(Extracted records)
╭──

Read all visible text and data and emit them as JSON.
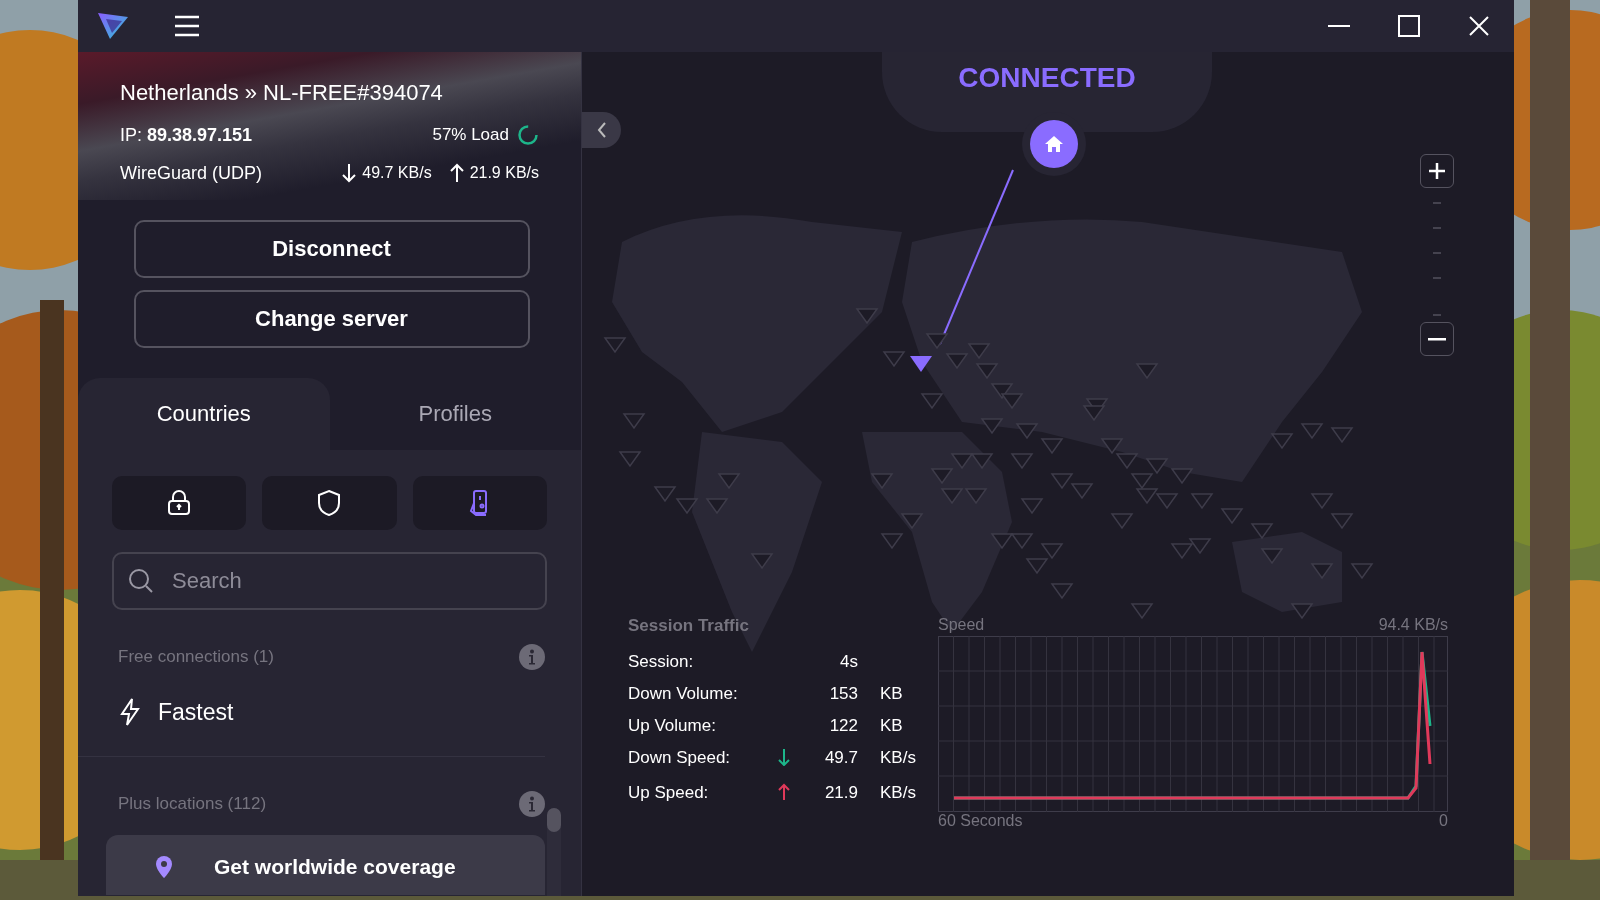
{
  "connection": {
    "server": "Netherlands » NL-FREE#394074",
    "ip_label": "IP:",
    "ip": "89.38.97.151",
    "load": "57% Load",
    "protocol": "WireGuard (UDP)",
    "down": "49.7 KB/s",
    "up": "21.9 KB/s"
  },
  "buttons": [
    "Disconnect",
    "Change server"
  ],
  "tabs": [
    {
      "label": "Countries",
      "selected": true
    },
    {
      "label": "Profiles",
      "selected": false
    }
  ],
  "filters": [
    {
      "kind": "lock",
      "selected": false
    },
    {
      "kind": "shield",
      "selected": false
    },
    {
      "kind": "phone",
      "selected": true
    }
  ],
  "search": {
    "placeholder": "Search"
  },
  "list": [
    {
      "kind": "header",
      "label": "Free connections (1)"
    },
    {
      "kind": "server",
      "label": "Fastest"
    },
    {
      "kind": "header",
      "label": "Plus locations (112)"
    },
    {
      "kind": "promo",
      "label": "Get worldwide coverage"
    }
  ],
  "status": {
    "label": "CONNECTED"
  },
  "traffic": {
    "title": "Session Traffic",
    "rows": [
      {
        "kind": "plain",
        "label": "Session:",
        "value": "4s"
      },
      {
        "kind": "plain",
        "label": "Down Volume:",
        "value": "153",
        "unit": "KB"
      },
      {
        "kind": "plain",
        "label": "Up Volume:",
        "value": "122",
        "unit": "KB"
      },
      {
        "kind": "down",
        "label": "Down Speed:",
        "value": "49.7",
        "unit": "KB/s"
      },
      {
        "kind": "up",
        "label": "Up Speed:",
        "value": "21.9",
        "unit": "KB/s"
      }
    ]
  },
  "speed_graph": {
    "title": "Speed",
    "max": "94.4 KB/s",
    "x_start": "60 Seconds",
    "x_end": "0"
  }
}
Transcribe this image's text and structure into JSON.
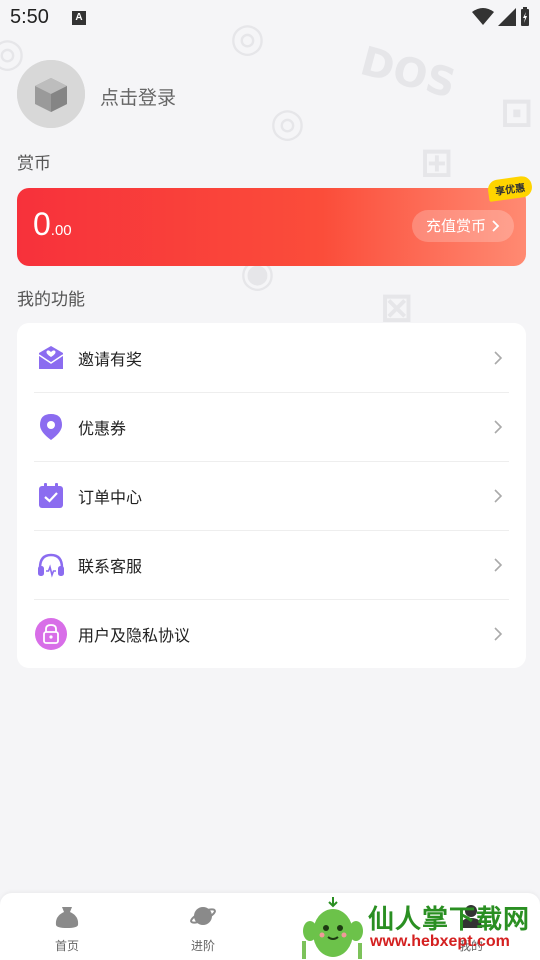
{
  "status_bar": {
    "time": "5:50",
    "notification_glyph": "A"
  },
  "profile": {
    "login_text": "点击登录"
  },
  "coins": {
    "section_label": "赏币",
    "amount_int": "0",
    "amount_dec": ".00",
    "recharge_label": "充值赏币",
    "promo_badge": "享优惠"
  },
  "functions": {
    "section_label": "我的功能",
    "items": [
      {
        "label": "邀请有奖",
        "icon": "gift-mail-icon"
      },
      {
        "label": "优惠券",
        "icon": "location-pin-icon"
      },
      {
        "label": "订单中心",
        "icon": "calendar-check-icon"
      },
      {
        "label": "联系客服",
        "icon": "headset-icon"
      },
      {
        "label": "用户及隐私协议",
        "icon": "lock-icon"
      }
    ]
  },
  "bottom_nav": {
    "items": [
      {
        "label": "首页",
        "icon": "bag-icon"
      },
      {
        "label": "进阶",
        "icon": "planet-icon"
      },
      {
        "label": "我的",
        "icon": "user-icon"
      }
    ]
  },
  "watermark": {
    "title": "仙人掌下载网",
    "url": "www.hebxept.com"
  },
  "colors": {
    "accent_red": "#f7313b",
    "icon_purple": "#8b6cf0",
    "background": "#f5f5f7"
  }
}
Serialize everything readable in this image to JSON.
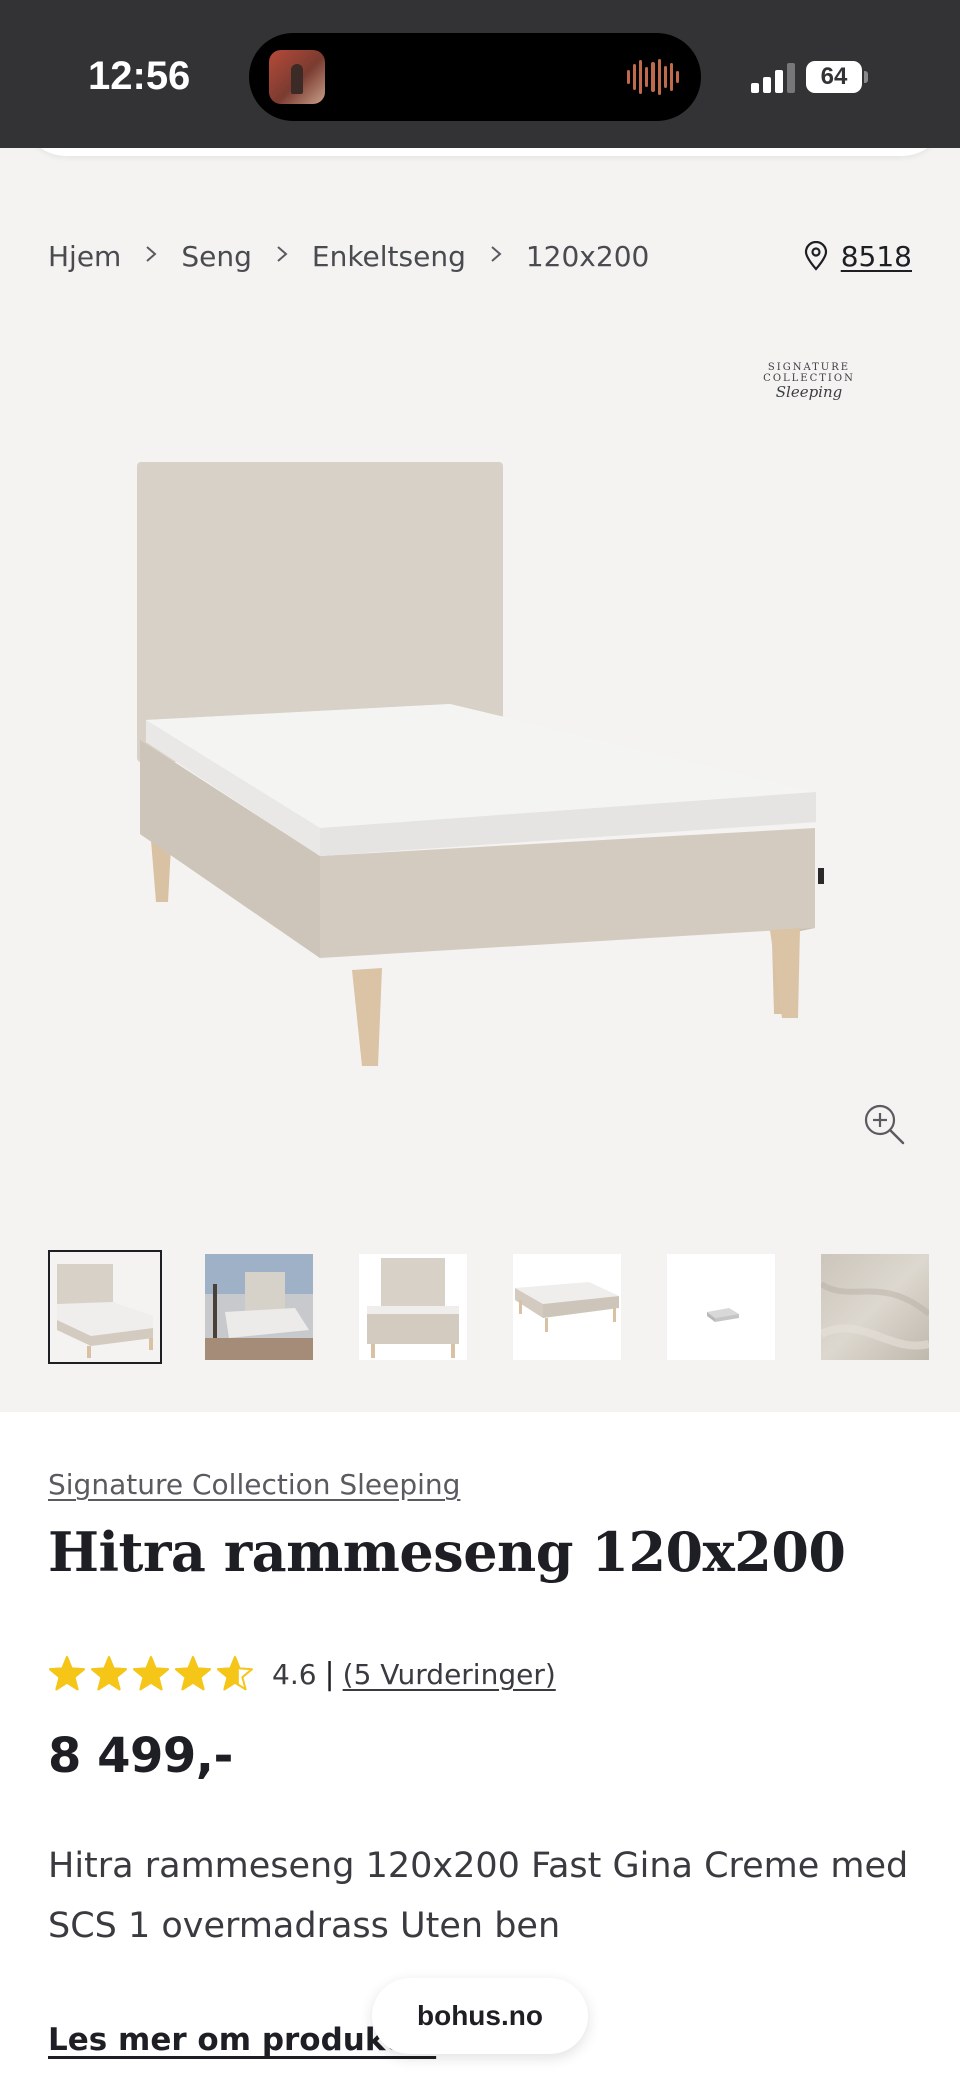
{
  "status_bar": {
    "time": "12:56",
    "battery": "64"
  },
  "breadcrumb": {
    "items": [
      "Hjem",
      "Seng",
      "Enkeltseng",
      "120x200"
    ],
    "separator": ">"
  },
  "store": {
    "number": "8518",
    "icon": "location-pin-icon"
  },
  "brand_logo": {
    "line1": "SIGNATURE COLLECTION",
    "line2": "Sleeping"
  },
  "product": {
    "brand": "Signature Collection Sleeping",
    "title": "Hitra rammeseng 120x200",
    "rating_value": "4.6",
    "rating_separator": "|",
    "rating_count": "(5 Vurderinger)",
    "rating_stars": 4.6,
    "rating_max": 5,
    "price": "8 499,-",
    "description": "Hitra rammeseng 120x200 Fast Gina Creme med SCS 1 overmadrass Uten ben",
    "read_more": "Les mer om produktet"
  },
  "gallery": {
    "thumbnail_count": 6,
    "selected_index": 0
  },
  "browser": {
    "url": "bohus.no"
  },
  "colors": {
    "star": "#f5c518",
    "text": "#1e1f24",
    "background_gray": "#f4f3f1",
    "status_bar": "#333335"
  }
}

╰──

What is required: Make an exact copy of all entries above, dropping the images.

Complete answer:
Read all visible text and data and emit them as JSON.
{
  "connection": {
    "server": "Netherlands » NL-FREE#394074",
    "ip_label": "IP:",
    "ip": "89.38.97.151",
    "load": "57% Load",
    "protocol": "WireGuard (UDP)",
    "down": "49.7 KB/s",
    "up": "21.9 KB/s"
  },
  "buttons": [
    "Disconnect",
    "Change server"
  ],
  "tabs": [
    {
      "label": "Countries",
      "selected": true
    },
    {
      "label": "Profiles",
      "selected": false
    }
  ],
  "filters": [
    {
      "kind": "lock",
      "selected": false
    },
    {
      "kind": "shield",
      "selected": false
    },
    {
      "kind": "phone",
      "selected": true
    }
  ],
  "search": {
    "placeholder": "Search"
  },
  "list": [
    {
      "kind": "header",
      "label": "Free connections (1)"
    },
    {
      "kind": "server",
      "label": "Fastest"
    },
    {
      "kind": "header",
      "label": "Plus locations (112)"
    },
    {
      "kind": "promo",
      "label": "Get worldwide coverage"
    }
  ],
  "status": {
    "label": "CONNECTED"
  },
  "traffic": {
    "title": "Session Traffic",
    "rows": [
      {
        "kind": "plain",
        "label": "Session:",
        "value": "4s"
      },
      {
        "kind": "plain",
        "label": "Down Volume:",
        "value": "153",
        "unit": "KB"
      },
      {
        "kind": "plain",
        "label": "Up Volume:",
        "value": "122",
        "unit": "KB"
      },
      {
        "kind": "down",
        "label": "Down Speed:",
        "value": "49.7",
        "unit": "KB/s"
      },
      {
        "kind": "up",
        "label": "Up Speed:",
        "value": "21.9",
        "unit": "KB/s"
      }
    ]
  },
  "speed_graph": {
    "title": "Speed",
    "max": "94.4 KB/s",
    "x_start": "60 Seconds",
    "x_end": "0"
  }
}
Transcribe this image's text and structure into JSON.
{
  "status_bar": {
    "time": "5:50",
    "notification_glyph": "A"
  },
  "profile": {
    "login_text": "点击登录"
  },
  "coins": {
    "section_label": "赏币",
    "amount_int": "0",
    "amount_dec": ".00",
    "recharge_label": "充值赏币",
    "promo_badge": "享优惠"
  },
  "functions": {
    "section_label": "我的功能",
    "items": [
      {
        "label": "邀请有奖",
        "icon": "gift-mail-icon"
      },
      {
        "label": "优惠券",
        "icon": "location-pin-icon"
      },
      {
        "label": "订单中心",
        "icon": "calendar-check-icon"
      },
      {
        "label": "联系客服",
        "icon": "headset-icon"
      },
      {
        "label": "用户及隐私协议",
        "icon": "lock-icon"
      }
    ]
  },
  "bottom_nav": {
    "items": [
      {
        "label": "首页",
        "icon": "bag-icon"
      },
      {
        "label": "进阶",
        "icon": "planet-icon"
      },
      {
        "label": "我的",
        "icon": "user-icon"
      }
    ]
  },
  "watermark": {
    "title": "仙人掌下载网",
    "url": "www.hebxept.com"
  },
  "colors": {
    "accent_red": "#f7313b",
    "icon_purple": "#8b6cf0",
    "background": "#f5f5f7"
  }
}
Serialize everything readable in this image to JSON.
{
  "status_bar": {
    "time": "12:56",
    "battery": "64"
  },
  "breadcrumb": {
    "items": [
      "Hjem",
      "Seng",
      "Enkeltseng",
      "120x200"
    ],
    "separator": ">"
  },
  "store": {
    "number": "8518",
    "icon": "location-pin-icon"
  },
  "brand_logo": {
    "line1": "SIGNATURE COLLECTION",
    "line2": "Sleeping"
  },
  "product": {
    "brand": "Signature Collection Sleeping",
    "title": "Hitra rammeseng 120x200",
    "rating_value": "4.6",
    "rating_separator": "|",
    "rating_count": "(5 Vurderinger)",
    "rating_stars": 4.6,
    "rating_max": 5,
    "price": "8 499,-",
    "description": "Hitra rammeseng 120x200 Fast Gina Creme med SCS 1 overmadrass Uten ben",
    "read_more": "Les mer om produktet"
  },
  "gallery": {
    "thumbnail_count": 6,
    "selected_index": 0
  },
  "browser": {
    "url": "bohus.no"
  },
  "colors": {
    "star": "#f5c518",
    "text": "#1e1f24",
    "background_gray": "#f4f3f1",
    "status_bar": "#333335"
  }
}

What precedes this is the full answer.